### Problem
Quote all entries exactly, leaving pictures aside.

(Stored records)
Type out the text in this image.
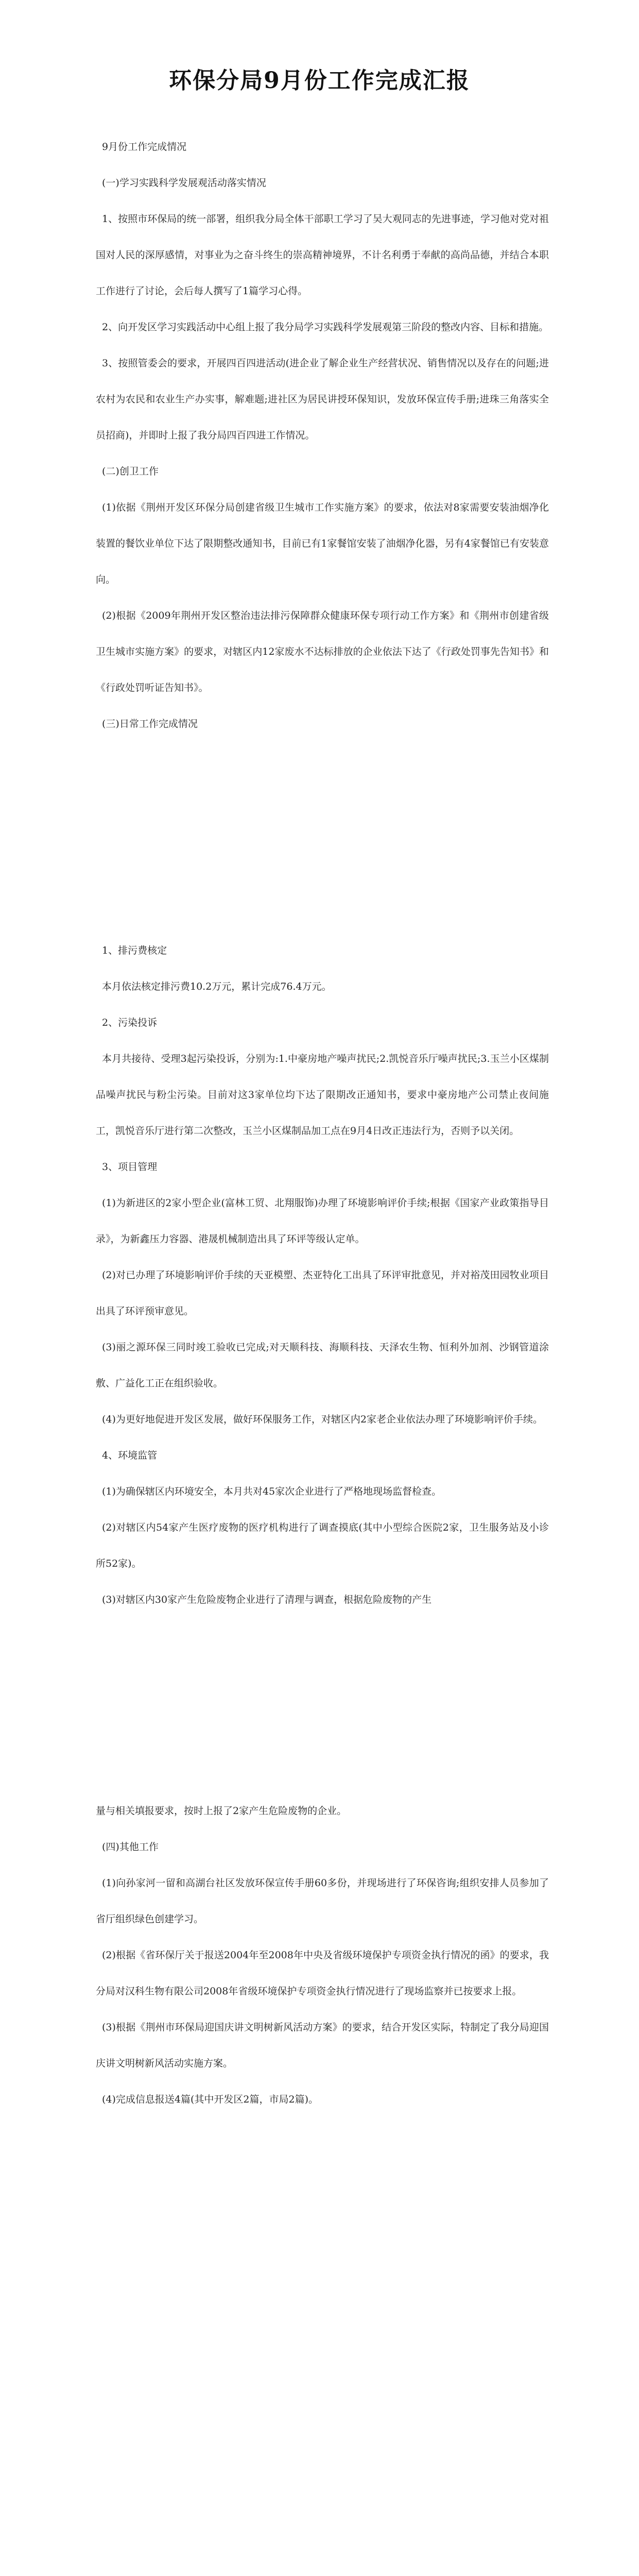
环保分局9月份工作完成汇报

9月份工作完成情况

(一)学习实践科学发展观活动落实情况

1、按照市环保局的统一部署，组织我分局全体干部职工学习了吴大观同志的先进事迹，学习他对党对祖国对人民的深厚感情，对事业为之奋斗终生的崇高精神境界，不计名利勇于奉献的高尚品德，并结合本职工作进行了讨论，会后每人撰写了1篇学习心得。

2、向开发区学习实践活动中心组上报了我分局学习实践科学发展观第三阶段的整改内容、目标和措施。

3、按照管委会的要求，开展四百四进活动(进企业了解企业生产经营状况、销售情况以及存在的问题;进农村为农民和农业生产办实事，解难题;进社区为居民讲授环保知识，发放环保宣传手册;进珠三角落实全员招商)，并即时上报了我分局四百四进工作情况。

(二)创卫工作

(1)依据《荆州开发区环保分局创建省级卫生城市工作实施方案》的要求，依法对8家需要安装油烟净化装置的餐饮业单位下达了限期整改通知书，目前已有1家餐馆安装了油烟净化器，另有4家餐馆已有安装意向。

(2)根据《2009年荆州开发区整治违法排污保障群众健康环保专项行动工作方案》和《荆州市创建省级卫生城市实施方案》的要求，对辖区内12家废水不达标排放的企业依法下达了《行政处罚事先告知书》和《行政处罚听证告知书》。

(三)日常工作完成情况

1、排污费核定

本月依法核定排污费10.2万元，累计完成76.4万元。

2、污染投诉

本月共接待、受理3起污染投诉，分别为:1.中豪房地产噪声扰民;2.凯悦音乐厅噪声扰民;3.玉兰小区煤制品噪声扰民与粉尘污染。目前对这3家单位均下达了限期改正通知书，要求中豪房地产公司禁止夜间施工，凯悦音乐厅进行第二次整改，玉兰小区煤制品加工点在9月4日改正违法行为，否则予以关闭。

3、项目管理

(1)为新进区的2家小型企业(富林工贸、北翔服饰)办理了环境影响评价手续;根据《国家产业政策指导目录》，为新鑫压力容器、港晟机械制造出具了环评等级认定单。

(2)对已办理了环境影响评价手续的天亚模塑、杰亚特化工出具了环评审批意见，并对裕茂田园牧业项目出具了环评预审意见。

(3)丽之源环保三同时竣工验收已完成;对天顺科技、海顺科技、天泽农生物、恒利外加剂、沙钢管道涂敷、广益化工正在组织验收。

(4)为更好地促进开发区发展，做好环保服务工作，对辖区内2家老企业依法办理了环境影响评价手续。

4、环境监管

(1)为确保辖区内环境安全，本月共对45家次企业进行了严格地现场监督检查。

(2)对辖区内54家产生医疗废物的医疗机构进行了调查摸底(其中小型综合医院2家，卫生服务站及小诊所52家)。

(3)对辖区内30家产生危险废物企业进行了清理与调查，根据危险废物的产生

量与相关填报要求，按时上报了2家产生危险废物的企业。

(四)其他工作

(1)向孙家河一留和高湖台社区发放环保宣传手册60多份，并现场进行了环保咨询;组织安排人员参加了省厅组织绿色创建学习。

(2)根据《省环保厅关于报送2004年至2008年中央及省级环境保护专项资金执行情况的函》的要求，我分局对汉科生物有限公司2008年省级环境保护专项资金执行情况进行了现场监察并已按要求上报。

(3)根据《荆州市环保局迎国庆讲文明树新风活动方案》的要求，结合开发区实际，特制定了我分局迎国庆讲文明树新风活动实施方案。

(4)完成信息报送4篇(其中开发区2篇，市局2篇)。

### Reply to the exercise
Type out the text in this image.
环保分局9月份工作完成汇报

9月份工作完成情况

(一)学习实践科学发展观活动落实情况

1、按照市环保局的统一部署，组织我分局全体干部职工学习了吴大观同志的先进事迹，学习他对党对祖国对人民的深厚感情，对事业为之奋斗终生的崇高精神境界，不计名利勇于奉献的高尚品德，并结合本职工作进行了讨论，会后每人撰写了1篇学习心得。

2、向开发区学习实践活动中心组上报了我分局学习实践科学发展观第三阶段的整改内容、目标和措施。

3、按照管委会的要求，开展四百四进活动(进企业了解企业生产经营状况、销售情况以及存在的问题;进农村为农民和农业生产办实事，解难题;进社区为居民讲授环保知识，发放环保宣传手册;进珠三角落实全员招商)，并即时上报了我分局四百四进工作情况。

(二)创卫工作

(1)依据《荆州开发区环保分局创建省级卫生城市工作实施方案》的要求，依法对8家需要安装油烟净化装置的餐饮业单位下达了限期整改通知书，目前已有1家餐馆安装了油烟净化器，另有4家餐馆已有安装意向。

(2)根据《2009年荆州开发区整治违法排污保障群众健康环保专项行动工作方案》和《荆州市创建省级卫生城市实施方案》的要求，对辖区内12家废水不达标排放的企业依法下达了《行政处罚事先告知书》和《行政处罚听证告知书》。

(三)日常工作完成情况

1、排污费核定

本月依法核定排污费10.2万元，累计完成76.4万元。

2、污染投诉

本月共接待、受理3起污染投诉，分别为:1.中豪房地产噪声扰民;2.凯悦音乐厅噪声扰民;3.玉兰小区煤制品噪声扰民与粉尘污染。目前对这3家单位均下达了限期改正通知书，要求中豪房地产公司禁止夜间施工，凯悦音乐厅进行第二次整改，玉兰小区煤制品加工点在9月4日改正违法行为，否则予以关闭。

3、项目管理

(1)为新进区的2家小型企业(富林工贸、北翔服饰)办理了环境影响评价手续;根据《国家产业政策指导目录》，为新鑫压力容器、港晟机械制造出具了环评等级认定单。

(2)对已办理了环境影响评价手续的天亚模塑、杰亚特化工出具了环评审批意见，并对裕茂田园牧业项目出具了环评预审意见。

(3)丽之源环保三同时竣工验收已完成;对天顺科技、海顺科技、天泽农生物、恒利外加剂、沙钢管道涂敷、广益化工正在组织验收。

(4)为更好地促进开发区发展，做好环保服务工作，对辖区内2家老企业依法办理了环境影响评价手续。

4、环境监管

(1)为确保辖区内环境安全，本月共对45家次企业进行了严格地现场监督检查。

(2)对辖区内54家产生医疗废物的医疗机构进行了调查摸底(其中小型综合医院2家，卫生服务站及小诊所52家)。

(3)对辖区内30家产生危险废物企业进行了清理与调查，根据危险废物的产生

量与相关填报要求，按时上报了2家产生危险废物的企业。

(四)其他工作

(1)向孙家河一留和高湖台社区发放环保宣传手册60多份，并现场进行了环保咨询;组织安排人员参加了省厅组织绿色创建学习。

(2)根据《省环保厅关于报送2004年至2008年中央及省级环境保护专项资金执行情况的函》的要求，我分局对汉科生物有限公司2008年省级环境保护专项资金执行情况进行了现场监察并已按要求上报。

(3)根据《荆州市环保局迎国庆讲文明树新风活动方案》的要求，结合开发区实际，特制定了我分局迎国庆讲文明树新风活动实施方案。

(4)完成信息报送4篇(其中开发区2篇，市局2篇)。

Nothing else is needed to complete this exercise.